--- BEGIN Dataset ---
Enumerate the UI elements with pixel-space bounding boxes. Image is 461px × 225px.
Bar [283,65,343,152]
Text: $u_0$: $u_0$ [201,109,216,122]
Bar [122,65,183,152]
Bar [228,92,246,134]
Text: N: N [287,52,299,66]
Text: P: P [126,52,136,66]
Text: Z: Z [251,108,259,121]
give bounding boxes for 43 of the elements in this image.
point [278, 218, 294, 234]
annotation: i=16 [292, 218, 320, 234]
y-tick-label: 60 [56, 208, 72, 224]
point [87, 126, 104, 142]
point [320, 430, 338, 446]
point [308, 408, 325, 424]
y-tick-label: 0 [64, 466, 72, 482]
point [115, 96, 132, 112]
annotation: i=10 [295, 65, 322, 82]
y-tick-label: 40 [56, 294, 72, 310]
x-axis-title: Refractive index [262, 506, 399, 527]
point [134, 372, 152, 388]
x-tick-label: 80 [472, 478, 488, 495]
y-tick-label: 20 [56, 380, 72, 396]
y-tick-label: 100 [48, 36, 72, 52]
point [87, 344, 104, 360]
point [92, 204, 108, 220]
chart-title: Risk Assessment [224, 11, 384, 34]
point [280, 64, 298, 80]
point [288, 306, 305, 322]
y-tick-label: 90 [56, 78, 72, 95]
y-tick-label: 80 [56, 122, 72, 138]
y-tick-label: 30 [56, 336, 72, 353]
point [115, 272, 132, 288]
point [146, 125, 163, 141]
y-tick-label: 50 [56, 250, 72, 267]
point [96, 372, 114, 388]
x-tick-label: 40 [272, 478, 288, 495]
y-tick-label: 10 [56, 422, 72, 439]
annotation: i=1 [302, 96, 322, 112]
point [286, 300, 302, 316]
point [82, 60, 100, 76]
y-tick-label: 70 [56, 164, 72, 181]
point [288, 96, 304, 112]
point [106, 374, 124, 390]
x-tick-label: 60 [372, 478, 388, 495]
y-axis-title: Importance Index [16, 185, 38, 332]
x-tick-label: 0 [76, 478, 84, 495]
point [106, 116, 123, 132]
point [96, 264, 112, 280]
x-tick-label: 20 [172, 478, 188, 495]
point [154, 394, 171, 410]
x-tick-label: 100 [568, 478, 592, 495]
--- END Dataset ---
Requirements ▸
Retype every line of the items above, keeping each one unchanged.

Result ▸
Enumerate the UI elements with pixel-space bounding boxes. Image is 461px × 225px.
Bar [283,65,343,152]
Text: $u_0$: $u_0$ [201,109,216,122]
Bar [122,65,183,152]
Bar [228,92,246,134]
Text: N: N [287,52,299,66]
Text: P: P [126,52,136,66]
Text: Z: Z [251,108,259,121]
give bounding boxes for 43 of the elements in this image.
point [278, 218, 294, 234]
annotation: i=16 [292, 218, 320, 234]
y-tick-label: 60 [56, 208, 72, 224]
point [87, 126, 104, 142]
point [320, 430, 338, 446]
point [308, 408, 325, 424]
y-tick-label: 0 [64, 466, 72, 482]
point [115, 96, 132, 112]
annotation: i=10 [295, 65, 322, 82]
y-tick-label: 40 [56, 294, 72, 310]
x-axis-title: Refractive index [262, 506, 399, 527]
point [134, 372, 152, 388]
x-tick-label: 80 [472, 478, 488, 495]
y-tick-label: 20 [56, 380, 72, 396]
y-tick-label: 100 [48, 36, 72, 52]
point [87, 344, 104, 360]
point [92, 204, 108, 220]
chart-title: Risk Assessment [224, 11, 384, 34]
point [280, 64, 298, 80]
point [288, 306, 305, 322]
y-tick-label: 90 [56, 78, 72, 95]
y-tick-label: 80 [56, 122, 72, 138]
y-tick-label: 30 [56, 336, 72, 353]
point [115, 272, 132, 288]
point [146, 125, 163, 141]
y-tick-label: 50 [56, 250, 72, 267]
point [96, 372, 114, 388]
x-tick-label: 40 [272, 478, 288, 495]
y-tick-label: 10 [56, 422, 72, 439]
annotation: i=1 [302, 96, 322, 112]
point [286, 300, 302, 316]
point [82, 60, 100, 76]
y-tick-label: 70 [56, 164, 72, 181]
point [288, 96, 304, 112]
point [106, 374, 124, 390]
x-tick-label: 60 [372, 478, 388, 495]
y-axis-title: Importance Index [16, 185, 38, 332]
x-tick-label: 0 [76, 478, 84, 495]
point [106, 116, 123, 132]
point [96, 264, 112, 280]
x-tick-label: 20 [172, 478, 188, 495]
point [154, 394, 171, 410]
x-tick-label: 100 [568, 478, 592, 495]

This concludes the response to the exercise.